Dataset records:
[start]

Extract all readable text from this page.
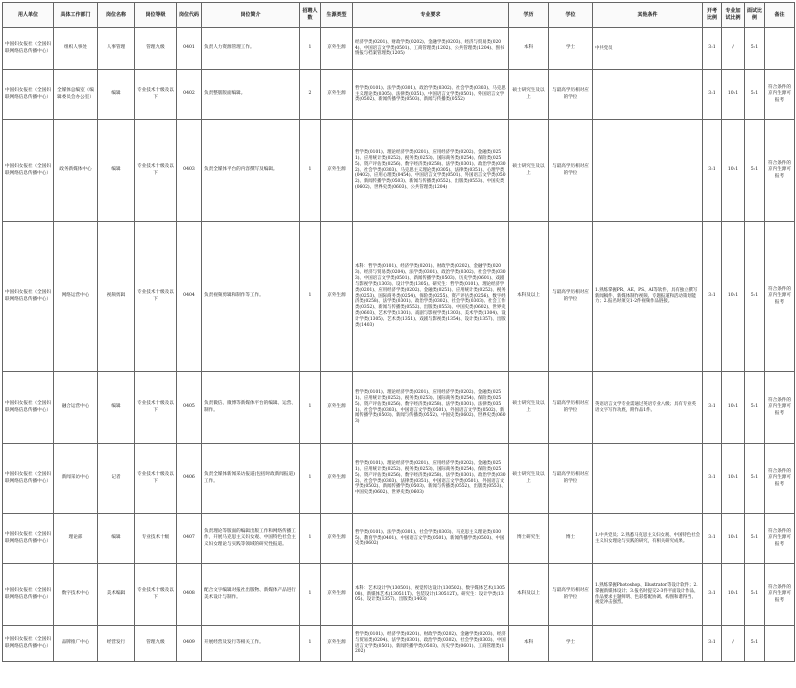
用人单位	具体工作部门	岗位名称	岗位等级	岗位代码	岗位简介	招聘人数	生源类型	专业要求	学历	学位	其他条件	开考比例	专业加试比例	面试比例	备注
中国妇女报社（全国妇联网络信息传播中心）	组织人事处	人事管理	管理九级	0401	负责人力资源管理工作。	1	京外生源	经济学类(0201)、财政学类(0202)、金融学类(0203)、经济与贸易类(0204)、中国语言文学类(0501)、工商管理类(1202)、公共管理类(1204)、图书情报与档案管理类(1205)	本科	学士	中共党员	3:1	/	5:1	
中国妇女报社（全国妇联网络信息传播中心）	全媒体总编室（编辑委员会办公室）	编辑	专业技术十级及以下	0402	负责整版版面编辑。	2	京外生源	哲学类(0101)、法学类(0301)、政治学类(0302)、社会学类(0303)、马克思主义理论类(0305)、法律类(0351)、中国语言文学类(0501)、外国语言文学类(0502)、新闻传播学类(0503)、新闻与传播类(0552)	硕士研究生及以上	与最高学历相对应的学位		3:1	10:1	5:1	符合条件的京内生源可报考
中国妇女报社（全国妇联网络信息传播中心）	政务新媒体中心	编辑	专业技术十级及以下	0403	负责全媒体平台的内容撰写及编辑。	1	京外生源	哲学类(0101)、理论经济学类(0201)、应用经济学类(0202)、金融类(0251)、应用统计类(0252)、税务类(0253)、国际商务类(0254)、保险类(0255)、资产评估类(0256)、数字经济类(0258)、法学类(0301)、政治学类(0302)、社会学类(0303)、马克思主义理论类(0305)、法律类(0351)、心理学类(0402)、应用心理类(0454)、中国语言文学类(0501)、外国语言文学类(0502)、新闻传播学类(0503)、新闻与传播类(0552)、出版类(0553)、中国史类(0602)、世界史类(0603)、公共管理类(1204)	硕士研究生及以上	与最高学历相对应的学位		3:1	10:1	5:1	符合条件的京内生源可报考
中国妇女报社（全国妇联网络信息传播中心）	网络运营中心	视频剪辑	专业技术十级及以下	0404	负责视频剪辑和制作等工作。	1	京外生源	本科：哲学类(0101)、经济学类(0201)、财政学类(0202)、金融学类(0203)、经济与贸易类(0204)、法学类(0301)、政治学类(0302)、社会学类(0303)、中国语言文学类(0501)、新闻传播学类(0503)、历史学类(0601)、戏剧与影视学类(1303)、设计学类(1305)。研究生：哲学类(0101)、理论经济学类(0201)、应用经济学类(0202)、金融类(0251)、应用统计类(0252)、税务类(0253)、国际商务类(0254)、保险类(0255)、资产评估类(0256)、数字经济类(0258)、法学类(0301)、政治学类(0302)、社会学类(0303)、社会工作类(0352)、新闻与传播类(0552)、出版类(0553)、中国史类(0602)、世界史类(0603)、艺术学类(1301)、戏剧与影视学类(1303)、美术学类(1304)、设计学类(1305)、艺术类(1351)、戏剧与影视类(1354)、设计类(1357)、出版类(1403)	本科及以上	与最高学历相对应的学位	1.熟练掌握PR、AE、PS、AI等软件，具有独立撰写新闻稿件、新媒体制作视频、专题报道和活动策划能力；2.报名时须交1-2件视频作品链接。	3:1	10:1	5:1	符合条件的京内生源可报考
中国妇女报社（全国妇联网络信息传播中心）	融合运营中心	编辑	专业技术十级及以下	0405	负责微信、微博等新媒体平台的编辑、运营、制作。	1	京外生源	哲学类(0101)、理论经济学类(0201)、应用经济学类(0202)、金融类(0251)、应用统计类(0252)、税务类(0253)、国际商务类(0254)、保险类(0255)、资产评估类(0256)、数字经济类(0258)、法学类(0301)、法律类(0351)、社会学类(0303)、中国语言文学类(0501)、外国语言文学类(0502)、新闻传播学类(0503)、新闻与传播类(0552)、中国史类(0602)、世界史类(0603)	硕士研究生及以上	与最高学历相对应的学位	英语语言文学专业需通过英语专业八级；具有专业英语文字写作功底，附作品1件。	3:1	10:1	5:1	符合条件的京内生源可报考
中国妇女报社（全国妇联网络信息传播中心）	新闻采访中心	记者	专业技术十级及以下	0406	负责全媒体新闻采访报道(包括时政新闻报道)工作。	1	京外生源	哲学类(0101)、理论经济学类(0201)、应用经济学类(0202)、金融类(0251)、应用统计类(0252)、税务类(0253)、国际商务类(0254)、保险类(0255)、资产评估类(0256)、数字经济类(0258)、法学类(0301)、政治学类(0302)、社会学类(0303)、法律类(0351)、中国语言文学类(0501)、外国语言文学类(0502)、新闻传播学类(0503)、新闻与传播类(0552)、出版类(0553)、中国史类(0602)、世界史类(0603)	硕士研究生及以上	与最高学历相对应的学位		3:1	10:1	5:1	符合条件的京内生源可报考
中国妇女报社（全国妇联网络信息传播中心）	理论部	编辑	专业技术十级	0407	负责理论等版面的编辑出版工作和网络传播工作，开展马克思主义妇女观、中国特色社会主义妇女理论与实践等领域的研究性报道。	1	京外生源	哲学类(0101)、法学类(0301)、社会学类(0303)、马克思主义理论类(0305)、教育学类(0401)、中国语言文学类(0501)、新闻传播学类(0503)、中国史类(0602)	博士研究生	博士	1.中共党员；2.熟悉马克思主义妇女观、中国特色社会主义妇女理论与实践的研究，有相关研究成果。	3:1	10:1	5:1	符合条件的京内生源可报考
中国妇女报社（全国妇联网络信息传播中心）	数字技术中心	美术编辑	专业技术十级及以下	0408	配合文字编辑对报社出版物、新媒体产品进行美术设计与制作。	1	京外生源	本科：艺术设计学(130501)、视觉传达设计(130502)、数字媒体艺术(130508)、新媒体艺术(130511T)、包装设计(130512T)。研究生：设计学类(1305)、设计类(1357)、出版类(1403)	本科及以上	与最高学历相对应的学位	1.熟练掌握Photoshop、Illustrator等设计软件；2.掌握新媒体设计；3.报名时提交2-3件平面设计作品，作品要求主题鲜明、色彩搭配协调、构图和谐得当、视觉冲击强烈。	3:1	10:1	5:1	符合条件的京内生源可报考
中国妇女报社（全国妇联网络信息传播中心）	品牌推广中心	经营发行	管理九级	0409	开展经营及发行等相关工作。	1	京外生源	哲学类(0101)、经济学类(0201)、财政学类(0202)、金融学类(0203)、经济与贸易类(0204)、法学类(0301)、政治学类(0302)、社会学类(0303)、中国语言文学类(0501)、新闻传播学类(0503)、历史学类(0601)、工商管理类(1202)	本科	学士		3:1	/	5:1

[end]

* Exercise objective *
Check each line of the listing above for the string "管理九级", then report only how many lines have it.

* Written solution *
2